BRIEF: Say how many lines hold the string "sich", and nothing more.
══════
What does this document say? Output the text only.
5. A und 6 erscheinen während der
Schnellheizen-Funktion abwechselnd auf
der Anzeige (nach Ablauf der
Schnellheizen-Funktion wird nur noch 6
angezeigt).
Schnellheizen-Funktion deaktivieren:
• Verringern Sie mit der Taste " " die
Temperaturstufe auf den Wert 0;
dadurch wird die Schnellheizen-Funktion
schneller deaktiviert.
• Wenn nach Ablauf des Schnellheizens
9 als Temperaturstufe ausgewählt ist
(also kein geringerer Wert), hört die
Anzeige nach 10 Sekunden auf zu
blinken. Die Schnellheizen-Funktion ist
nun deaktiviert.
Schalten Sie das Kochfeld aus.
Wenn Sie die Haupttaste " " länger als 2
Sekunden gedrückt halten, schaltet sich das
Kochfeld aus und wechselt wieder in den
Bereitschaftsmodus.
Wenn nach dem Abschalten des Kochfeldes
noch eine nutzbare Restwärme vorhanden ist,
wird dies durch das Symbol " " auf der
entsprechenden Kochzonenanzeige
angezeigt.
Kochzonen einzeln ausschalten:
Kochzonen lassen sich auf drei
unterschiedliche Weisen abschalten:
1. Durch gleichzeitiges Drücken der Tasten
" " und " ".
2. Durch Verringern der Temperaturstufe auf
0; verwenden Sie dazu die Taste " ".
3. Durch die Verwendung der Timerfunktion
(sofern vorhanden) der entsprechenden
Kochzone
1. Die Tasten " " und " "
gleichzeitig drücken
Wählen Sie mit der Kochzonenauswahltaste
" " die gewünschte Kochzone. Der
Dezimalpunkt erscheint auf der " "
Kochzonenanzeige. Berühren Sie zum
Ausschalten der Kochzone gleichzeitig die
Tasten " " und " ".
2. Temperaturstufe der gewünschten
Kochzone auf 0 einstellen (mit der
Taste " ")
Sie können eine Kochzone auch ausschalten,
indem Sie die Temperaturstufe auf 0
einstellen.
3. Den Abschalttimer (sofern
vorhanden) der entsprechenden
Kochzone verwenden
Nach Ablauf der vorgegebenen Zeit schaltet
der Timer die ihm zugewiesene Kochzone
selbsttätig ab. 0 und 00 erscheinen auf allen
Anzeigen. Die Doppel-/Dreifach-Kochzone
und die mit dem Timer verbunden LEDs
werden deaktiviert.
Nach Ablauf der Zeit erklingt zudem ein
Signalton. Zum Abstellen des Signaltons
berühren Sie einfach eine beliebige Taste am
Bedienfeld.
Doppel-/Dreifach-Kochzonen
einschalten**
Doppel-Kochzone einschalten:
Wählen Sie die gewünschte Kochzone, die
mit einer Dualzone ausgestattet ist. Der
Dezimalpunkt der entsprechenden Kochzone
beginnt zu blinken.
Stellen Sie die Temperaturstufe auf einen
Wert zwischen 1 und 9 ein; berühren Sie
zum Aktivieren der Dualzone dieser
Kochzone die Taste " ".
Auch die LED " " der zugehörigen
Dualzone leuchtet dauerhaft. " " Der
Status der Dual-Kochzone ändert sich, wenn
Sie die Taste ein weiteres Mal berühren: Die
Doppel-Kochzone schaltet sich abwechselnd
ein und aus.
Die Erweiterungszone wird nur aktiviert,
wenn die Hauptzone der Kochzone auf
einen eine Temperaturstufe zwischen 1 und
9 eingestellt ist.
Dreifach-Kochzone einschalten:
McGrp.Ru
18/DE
══════
COMPLETE RESPONSE: 4